◆ YOUR TASK ◆
Return the listing word for word, as given.

--- START OF DATA PROVIDED ---

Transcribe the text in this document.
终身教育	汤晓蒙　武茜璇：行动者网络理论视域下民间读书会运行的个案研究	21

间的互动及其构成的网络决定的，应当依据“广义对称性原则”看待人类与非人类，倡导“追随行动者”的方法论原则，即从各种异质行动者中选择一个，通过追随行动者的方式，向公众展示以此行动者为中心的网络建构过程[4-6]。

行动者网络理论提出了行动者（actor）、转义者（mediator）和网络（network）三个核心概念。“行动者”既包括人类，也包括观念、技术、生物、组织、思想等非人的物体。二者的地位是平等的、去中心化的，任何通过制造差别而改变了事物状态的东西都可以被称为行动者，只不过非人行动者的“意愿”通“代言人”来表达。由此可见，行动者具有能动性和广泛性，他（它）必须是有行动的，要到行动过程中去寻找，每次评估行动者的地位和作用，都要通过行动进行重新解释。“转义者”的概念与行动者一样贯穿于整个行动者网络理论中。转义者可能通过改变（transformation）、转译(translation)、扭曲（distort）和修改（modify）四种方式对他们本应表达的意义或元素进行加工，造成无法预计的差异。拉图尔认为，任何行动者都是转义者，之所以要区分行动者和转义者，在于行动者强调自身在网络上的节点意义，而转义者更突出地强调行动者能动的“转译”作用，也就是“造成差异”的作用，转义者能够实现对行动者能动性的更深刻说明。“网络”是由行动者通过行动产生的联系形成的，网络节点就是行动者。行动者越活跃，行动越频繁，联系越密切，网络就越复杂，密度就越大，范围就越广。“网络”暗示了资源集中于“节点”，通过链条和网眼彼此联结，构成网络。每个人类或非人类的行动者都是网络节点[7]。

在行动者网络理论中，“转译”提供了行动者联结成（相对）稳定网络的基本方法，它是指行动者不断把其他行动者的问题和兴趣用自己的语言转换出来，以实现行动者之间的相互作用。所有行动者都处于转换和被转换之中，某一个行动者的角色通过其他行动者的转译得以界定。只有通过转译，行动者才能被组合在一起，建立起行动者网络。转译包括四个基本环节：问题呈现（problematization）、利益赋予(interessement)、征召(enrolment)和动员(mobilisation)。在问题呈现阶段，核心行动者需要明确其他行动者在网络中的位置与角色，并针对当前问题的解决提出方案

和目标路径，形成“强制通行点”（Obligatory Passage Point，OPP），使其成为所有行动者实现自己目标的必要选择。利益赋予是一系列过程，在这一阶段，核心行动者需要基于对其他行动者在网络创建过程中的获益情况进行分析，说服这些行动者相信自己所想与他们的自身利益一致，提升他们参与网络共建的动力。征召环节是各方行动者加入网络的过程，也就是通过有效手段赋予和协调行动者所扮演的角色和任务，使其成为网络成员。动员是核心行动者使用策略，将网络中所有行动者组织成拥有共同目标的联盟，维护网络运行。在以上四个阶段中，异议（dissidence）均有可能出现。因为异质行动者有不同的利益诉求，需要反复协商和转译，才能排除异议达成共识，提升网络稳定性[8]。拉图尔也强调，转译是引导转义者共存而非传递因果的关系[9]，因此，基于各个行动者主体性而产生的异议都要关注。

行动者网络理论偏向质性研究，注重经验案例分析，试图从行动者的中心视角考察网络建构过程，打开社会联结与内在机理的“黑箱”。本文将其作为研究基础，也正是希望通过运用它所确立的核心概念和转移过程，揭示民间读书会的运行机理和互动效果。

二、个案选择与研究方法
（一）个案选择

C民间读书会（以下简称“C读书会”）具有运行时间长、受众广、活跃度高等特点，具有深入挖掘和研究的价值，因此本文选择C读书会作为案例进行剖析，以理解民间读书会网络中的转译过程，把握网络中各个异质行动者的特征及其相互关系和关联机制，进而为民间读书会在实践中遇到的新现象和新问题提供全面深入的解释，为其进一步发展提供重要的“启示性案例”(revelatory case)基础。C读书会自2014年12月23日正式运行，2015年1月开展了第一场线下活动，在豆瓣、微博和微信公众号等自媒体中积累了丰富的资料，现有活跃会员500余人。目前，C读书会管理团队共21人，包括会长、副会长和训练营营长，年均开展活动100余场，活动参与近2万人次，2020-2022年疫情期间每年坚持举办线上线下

--- END OF DATA PROVIDED ---

◆ THE OUTPUT ◆
Transcribe the text in this document.
终身教育	汤晓蒙　武茜璇：行动者网络理论视域下民间读书会运行的个案研究	21

间的互动及其构成的网络决定的，应当依据“广义对称性原则”看待人类与非人类，倡导“追随行动者”的方法论原则，即从各种异质行动者中选择一个，通过追随行动者的方式，向公众展示以此行动者为中心的网络建构过程[4-6]。

行动者网络理论提出了行动者（actor）、转义者（mediator）和网络（network）三个核心概念。“行动者”既包括人类，也包括观念、技术、生物、组织、思想等非人的物体。二者的地位是平等的、去中心化的，任何通过制造差别而改变了事物状态的东西都可以被称为行动者，只不过非人行动者的“意愿”通“代言人”来表达。由此可见，行动者具有能动性和广泛性，他（它）必须是有行动的，要到行动过程中去寻找，每次评估行动者的地位和作用，都要通过行动进行重新解释。“转义者”的概念与行动者一样贯穿于整个行动者网络理论中。转义者可能通过改变（transformation）、转译(translation)、扭曲（distort）和修改（modify）四种方式对他们本应表达的意义或元素进行加工，造成无法预计的差异。拉图尔认为，任何行动者都是转义者，之所以要区分行动者和转义者，在于行动者强调自身在网络上的节点意义，而转义者更突出地强调行动者能动的“转译”作用，也就是“造成差异”的作用，转义者能够实现对行动者能动性的更深刻说明。“网络”是由行动者通过行动产生的联系形成的，网络节点就是行动者。行动者越活跃，行动越频繁，联系越密切，网络就越复杂，密度就越大，范围就越广。“网络”暗示了资源集中于“节点”，通过链条和网眼彼此联结，构成网络。每个人类或非人类的行动者都是网络节点[7]。

在行动者网络理论中，“转译”提供了行动者联结成（相对）稳定网络的基本方法，它是指行动者不断把其他行动者的问题和兴趣用自己的语言转换出来，以实现行动者之间的相互作用。所有行动者都处于转换和被转换之中，某一个行动者的角色通过其他行动者的转译得以界定。只有通过转译，行动者才能被组合在一起，建立起行动者网络。转译包括四个基本环节：问题呈现（problematization）、利益赋予(interessement)、征召(enrolment)和动员(mobilisation)。在问题呈现阶段，核心行动者需要明确其他行动者在网络中的位置与角色，并针对当前问题的解决提出方案

和目标路径，形成“强制通行点”（Obligatory Passage Point，OPP），使其成为所有行动者实现自己目标的必要选择。利益赋予是一系列过程，在这一阶段，核心行动者需要基于对其他行动者在网络创建过程中的获益情况进行分析，说服这些行动者相信自己所想与他们的自身利益一致，提升他们参与网络共建的动力。征召环节是各方行动者加入网络的过程，也就是通过有效手段赋予和协调行动者所扮演的角色和任务，使其成为网络成员。动员是核心行动者使用策略，将网络中所有行动者组织成拥有共同目标的联盟，维护网络运行。在以上四个阶段中，异议（dissidence）均有可能出现。因为异质行动者有不同的利益诉求，需要反复协商和转译，才能排除异议达成共识，提升网络稳定性[8]。拉图尔也强调，转译是引导转义者共存而非传递因果的关系[9]，因此，基于各个行动者主体性而产生的异议都要关注。

行动者网络理论偏向质性研究，注重经验案例分析，试图从行动者的中心视角考察网络建构过程，打开社会联结与内在机理的“黑箱”。本文将其作为研究基础，也正是希望通过运用它所确立的核心概念和转移过程，揭示民间读书会的运行机理和互动效果。

二、个案选择与研究方法
（一）个案选择

C民间读书会（以下简称“C读书会”）具有运行时间长、受众广、活跃度高等特点，具有深入挖掘和研究的价值，因此本文选择C读书会作为案例进行剖析，以理解民间读书会网络中的转译过程，把握网络中各个异质行动者的特征及其相互关系和关联机制，进而为民间读书会在实践中遇到的新现象和新问题提供全面深入的解释，为其进一步发展提供重要的“启示性案例”(revelatory case)基础。C读书会自2014年12月23日正式运行，2015年1月开展了第一场线下活动，在豆瓣、微博和微信公众号等自媒体中积累了丰富的资料，现有活跃会员500余人。目前，C读书会管理团队共21人，包括会长、副会长和训练营营长，年均开展活动100余场，活动参与近2万人次，2020-2022年疫情期间每年坚持举办线上线下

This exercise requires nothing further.